WHAT IS NEEDED. Transcribe the material below exactly as it appears.

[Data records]
************
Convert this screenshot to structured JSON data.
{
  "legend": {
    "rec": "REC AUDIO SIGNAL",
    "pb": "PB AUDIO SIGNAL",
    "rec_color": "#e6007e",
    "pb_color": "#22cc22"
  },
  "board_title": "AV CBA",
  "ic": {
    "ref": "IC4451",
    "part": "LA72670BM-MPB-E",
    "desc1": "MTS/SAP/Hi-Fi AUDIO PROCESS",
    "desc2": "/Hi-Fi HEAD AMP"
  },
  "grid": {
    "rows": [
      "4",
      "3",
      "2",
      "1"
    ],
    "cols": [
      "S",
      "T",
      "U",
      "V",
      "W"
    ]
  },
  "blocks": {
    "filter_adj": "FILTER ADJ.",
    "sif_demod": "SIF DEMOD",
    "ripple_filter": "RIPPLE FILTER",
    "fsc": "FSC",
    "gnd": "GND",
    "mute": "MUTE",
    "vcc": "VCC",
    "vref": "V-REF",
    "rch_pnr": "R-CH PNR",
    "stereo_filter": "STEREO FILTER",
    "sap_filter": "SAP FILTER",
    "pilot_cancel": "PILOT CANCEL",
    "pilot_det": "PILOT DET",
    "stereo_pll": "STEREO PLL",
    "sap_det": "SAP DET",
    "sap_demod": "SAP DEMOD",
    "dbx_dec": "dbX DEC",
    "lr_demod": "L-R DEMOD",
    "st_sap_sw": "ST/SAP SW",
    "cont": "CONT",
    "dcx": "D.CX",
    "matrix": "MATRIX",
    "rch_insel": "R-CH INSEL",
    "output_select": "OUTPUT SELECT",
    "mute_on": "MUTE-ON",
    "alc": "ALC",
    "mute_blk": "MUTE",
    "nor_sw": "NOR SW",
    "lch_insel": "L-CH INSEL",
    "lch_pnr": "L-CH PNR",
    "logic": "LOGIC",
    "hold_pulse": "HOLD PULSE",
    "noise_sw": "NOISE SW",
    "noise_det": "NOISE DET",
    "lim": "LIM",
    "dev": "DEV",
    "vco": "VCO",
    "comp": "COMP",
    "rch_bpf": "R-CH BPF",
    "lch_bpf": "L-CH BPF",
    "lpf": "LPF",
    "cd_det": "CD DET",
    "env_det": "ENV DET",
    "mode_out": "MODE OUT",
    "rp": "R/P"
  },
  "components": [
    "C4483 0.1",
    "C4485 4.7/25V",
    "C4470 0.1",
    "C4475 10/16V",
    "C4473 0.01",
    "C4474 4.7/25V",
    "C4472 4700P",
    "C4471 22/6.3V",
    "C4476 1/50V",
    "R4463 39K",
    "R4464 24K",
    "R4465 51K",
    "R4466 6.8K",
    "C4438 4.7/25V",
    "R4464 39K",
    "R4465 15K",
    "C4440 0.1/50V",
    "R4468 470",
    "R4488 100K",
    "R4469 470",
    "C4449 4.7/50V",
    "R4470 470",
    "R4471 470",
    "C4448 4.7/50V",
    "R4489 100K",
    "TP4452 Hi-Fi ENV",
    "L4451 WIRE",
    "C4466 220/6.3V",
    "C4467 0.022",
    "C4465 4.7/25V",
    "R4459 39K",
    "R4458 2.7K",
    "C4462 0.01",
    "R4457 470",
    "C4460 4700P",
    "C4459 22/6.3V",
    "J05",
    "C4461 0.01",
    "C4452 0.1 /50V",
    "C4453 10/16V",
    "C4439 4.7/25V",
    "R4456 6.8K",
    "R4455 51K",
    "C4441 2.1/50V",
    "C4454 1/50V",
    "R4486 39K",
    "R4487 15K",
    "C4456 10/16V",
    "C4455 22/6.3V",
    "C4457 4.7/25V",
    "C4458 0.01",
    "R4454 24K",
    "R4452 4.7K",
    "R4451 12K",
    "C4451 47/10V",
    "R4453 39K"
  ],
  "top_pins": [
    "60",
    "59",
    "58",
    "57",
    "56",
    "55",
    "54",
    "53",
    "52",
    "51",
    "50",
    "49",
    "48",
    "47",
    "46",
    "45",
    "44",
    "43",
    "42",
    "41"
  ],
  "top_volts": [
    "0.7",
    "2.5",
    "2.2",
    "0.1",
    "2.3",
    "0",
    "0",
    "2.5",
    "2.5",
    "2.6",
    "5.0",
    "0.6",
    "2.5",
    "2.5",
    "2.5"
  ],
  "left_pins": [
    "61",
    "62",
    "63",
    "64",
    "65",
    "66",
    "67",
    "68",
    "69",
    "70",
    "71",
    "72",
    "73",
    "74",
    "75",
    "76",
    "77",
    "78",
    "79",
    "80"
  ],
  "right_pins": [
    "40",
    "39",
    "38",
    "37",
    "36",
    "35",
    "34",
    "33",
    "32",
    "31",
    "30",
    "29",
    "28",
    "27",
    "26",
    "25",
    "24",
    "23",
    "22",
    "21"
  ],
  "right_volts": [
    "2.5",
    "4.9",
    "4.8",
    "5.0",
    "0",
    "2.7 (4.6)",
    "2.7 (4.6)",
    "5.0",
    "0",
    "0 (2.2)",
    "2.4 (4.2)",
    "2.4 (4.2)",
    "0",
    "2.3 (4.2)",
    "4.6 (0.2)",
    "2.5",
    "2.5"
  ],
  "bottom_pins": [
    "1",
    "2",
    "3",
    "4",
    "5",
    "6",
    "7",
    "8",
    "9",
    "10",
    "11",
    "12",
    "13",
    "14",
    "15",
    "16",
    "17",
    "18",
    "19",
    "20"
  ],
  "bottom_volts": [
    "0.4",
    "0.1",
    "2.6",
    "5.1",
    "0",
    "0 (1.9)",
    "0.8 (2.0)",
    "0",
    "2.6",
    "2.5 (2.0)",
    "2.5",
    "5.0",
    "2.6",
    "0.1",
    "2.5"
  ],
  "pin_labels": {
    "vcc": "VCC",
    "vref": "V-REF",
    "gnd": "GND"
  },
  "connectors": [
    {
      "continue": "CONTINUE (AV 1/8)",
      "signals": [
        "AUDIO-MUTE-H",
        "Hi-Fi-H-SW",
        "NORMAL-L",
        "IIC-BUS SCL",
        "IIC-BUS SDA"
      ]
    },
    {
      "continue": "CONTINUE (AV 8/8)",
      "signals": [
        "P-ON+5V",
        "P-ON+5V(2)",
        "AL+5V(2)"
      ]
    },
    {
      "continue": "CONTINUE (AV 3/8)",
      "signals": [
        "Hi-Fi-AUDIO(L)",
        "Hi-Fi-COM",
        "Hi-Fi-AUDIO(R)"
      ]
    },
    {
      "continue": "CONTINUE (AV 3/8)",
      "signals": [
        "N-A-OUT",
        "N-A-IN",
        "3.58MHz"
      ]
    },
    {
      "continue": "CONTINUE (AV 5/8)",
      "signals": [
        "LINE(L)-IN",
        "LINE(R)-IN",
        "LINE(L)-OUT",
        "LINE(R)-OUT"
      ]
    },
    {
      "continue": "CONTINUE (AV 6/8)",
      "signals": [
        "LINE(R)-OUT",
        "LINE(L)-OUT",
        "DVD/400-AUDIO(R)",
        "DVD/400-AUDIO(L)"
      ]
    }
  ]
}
************
IN RESPONSE.
Convert this screenshot to structured JSON data.
{
  "legend": {
    "rec": "REC AUDIO SIGNAL",
    "pb": "PB AUDIO SIGNAL",
    "rec_color": "#e6007e",
    "pb_color": "#22cc22"
  },
  "board_title": "AV CBA",
  "ic": {
    "ref": "IC4451",
    "part": "LA72670BM-MPB-E",
    "desc1": "MTS/SAP/Hi-Fi AUDIO PROCESS",
    "desc2": "/Hi-Fi HEAD AMP"
  },
  "grid": {
    "rows": [
      "4",
      "3",
      "2",
      "1"
    ],
    "cols": [
      "S",
      "T",
      "U",
      "V",
      "W"
    ]
  },
  "blocks": {
    "filter_adj": "FILTER ADJ.",
    "sif_demod": "SIF DEMOD",
    "ripple_filter": "RIPPLE FILTER",
    "fsc": "FSC",
    "gnd": "GND",
    "mute": "MUTE",
    "vcc": "VCC",
    "vref": "V-REF",
    "rch_pnr": "R-CH PNR",
    "stereo_filter": "STEREO FILTER",
    "sap_filter": "SAP FILTER",
    "pilot_cancel": "PILOT CANCEL",
    "pilot_det": "PILOT DET",
    "stereo_pll": "STEREO PLL",
    "sap_det": "SAP DET",
    "sap_demod": "SAP DEMOD",
    "dbx_dec": "dbX DEC",
    "lr_demod": "L-R DEMOD",
    "st_sap_sw": "ST/SAP SW",
    "cont": "CONT",
    "dcx": "D.CX",
    "matrix": "MATRIX",
    "rch_insel": "R-CH INSEL",
    "output_select": "OUTPUT SELECT",
    "mute_on": "MUTE-ON",
    "alc": "ALC",
    "mute_blk": "MUTE",
    "nor_sw": "NOR SW",
    "lch_insel": "L-CH INSEL",
    "lch_pnr": "L-CH PNR",
    "logic": "LOGIC",
    "hold_pulse": "HOLD PULSE",
    "noise_sw": "NOISE SW",
    "noise_det": "NOISE DET",
    "lim": "LIM",
    "dev": "DEV",
    "vco": "VCO",
    "comp": "COMP",
    "rch_bpf": "R-CH BPF",
    "lch_bpf": "L-CH BPF",
    "lpf": "LPF",
    "cd_det": "CD DET",
    "env_det": "ENV DET",
    "mode_out": "MODE OUT",
    "rp": "R/P"
  },
  "components": [
    "C4483 0.1",
    "C4485 4.7/25V",
    "C4470 0.1",
    "C4475 10/16V",
    "C4473 0.01",
    "C4474 4.7/25V",
    "C4472 4700P",
    "C4471 22/6.3V",
    "C4476 1/50V",
    "R4463 39K",
    "R4464 24K",
    "R4465 51K",
    "R4466 6.8K",
    "C4438 4.7/25V",
    "R4464 39K",
    "R4465 15K",
    "C4440 0.1/50V",
    "R4468 470",
    "R4488 100K",
    "R4469 470",
    "C4449 4.7/50V",
    "R4470 470",
    "R4471 470",
    "C4448 4.7/50V",
    "R4489 100K",
    "TP4452 Hi-Fi ENV",
    "L4451 WIRE",
    "C4466 220/6.3V",
    "C4467 0.022",
    "C4465 4.7/25V",
    "R4459 39K",
    "R4458 2.7K",
    "C4462 0.01",
    "R4457 470",
    "C4460 4700P",
    "C4459 22/6.3V",
    "J05",
    "C4461 0.01",
    "C4452 0.1 /50V",
    "C4453 10/16V",
    "C4439 4.7/25V",
    "R4456 6.8K",
    "R4455 51K",
    "C4441 2.1/50V",
    "C4454 1/50V",
    "R4486 39K",
    "R4487 15K",
    "C4456 10/16V",
    "C4455 22/6.3V",
    "C4457 4.7/25V",
    "C4458 0.01",
    "R4454 24K",
    "R4452 4.7K",
    "R4451 12K",
    "C4451 47/10V",
    "R4453 39K"
  ],
  "top_pins": [
    "60",
    "59",
    "58",
    "57",
    "56",
    "55",
    "54",
    "53",
    "52",
    "51",
    "50",
    "49",
    "48",
    "47",
    "46",
    "45",
    "44",
    "43",
    "42",
    "41"
  ],
  "top_volts": [
    "0.7",
    "2.5",
    "2.2",
    "0.1",
    "2.3",
    "0",
    "0",
    "2.5",
    "2.5",
    "2.6",
    "5.0",
    "0.6",
    "2.5",
    "2.5",
    "2.5"
  ],
  "left_pins": [
    "61",
    "62",
    "63",
    "64",
    "65",
    "66",
    "67",
    "68",
    "69",
    "70",
    "71",
    "72",
    "73",
    "74",
    "75",
    "76",
    "77",
    "78",
    "79",
    "80"
  ],
  "right_pins": [
    "40",
    "39",
    "38",
    "37",
    "36",
    "35",
    "34",
    "33",
    "32",
    "31",
    "30",
    "29",
    "28",
    "27",
    "26",
    "25",
    "24",
    "23",
    "22",
    "21"
  ],
  "right_volts": [
    "2.5",
    "4.9",
    "4.8",
    "5.0",
    "0",
    "2.7 (4.6)",
    "2.7 (4.6)",
    "5.0",
    "0",
    "0 (2.2)",
    "2.4 (4.2)",
    "2.4 (4.2)",
    "0",
    "2.3 (4.2)",
    "4.6 (0.2)",
    "2.5",
    "2.5"
  ],
  "bottom_pins": [
    "1",
    "2",
    "3",
    "4",
    "5",
    "6",
    "7",
    "8",
    "9",
    "10",
    "11",
    "12",
    "13",
    "14",
    "15",
    "16",
    "17",
    "18",
    "19",
    "20"
  ],
  "bottom_volts": [
    "0.4",
    "0.1",
    "2.6",
    "5.1",
    "0",
    "0 (1.9)",
    "0.8 (2.0)",
    "0",
    "2.6",
    "2.5 (2.0)",
    "2.5",
    "5.0",
    "2.6",
    "0.1",
    "2.5"
  ],
  "pin_labels": {
    "vcc": "VCC",
    "vref": "V-REF",
    "gnd": "GND"
  },
  "connectors": [
    {
      "continue": "CONTINUE (AV 1/8)",
      "signals": [
        "AUDIO-MUTE-H",
        "Hi-Fi-H-SW",
        "NORMAL-L",
        "IIC-BUS SCL",
        "IIC-BUS SDA"
      ]
    },
    {
      "continue": "CONTINUE (AV 8/8)",
      "signals": [
        "P-ON+5V",
        "P-ON+5V(2)",
        "AL+5V(2)"
      ]
    },
    {
      "continue": "CONTINUE (AV 3/8)",
      "signals": [
        "Hi-Fi-AUDIO(L)",
        "Hi-Fi-COM",
        "Hi-Fi-AUDIO(R)"
      ]
    },
    {
      "continue": "CONTINUE (AV 3/8)",
      "signals": [
        "N-A-OUT",
        "N-A-IN",
        "3.58MHz"
      ]
    },
    {
      "continue": "CONTINUE (AV 5/8)",
      "signals": [
        "LINE(L)-IN",
        "LINE(R)-IN",
        "LINE(L)-OUT",
        "LINE(R)-OUT"
      ]
    },
    {
      "continue": "CONTINUE (AV 6/8)",
      "signals": [
        "LINE(R)-OUT",
        "LINE(L)-OUT",
        "DVD/400-AUDIO(R)",
        "DVD/400-AUDIO(L)"
      ]
    }
  ]
}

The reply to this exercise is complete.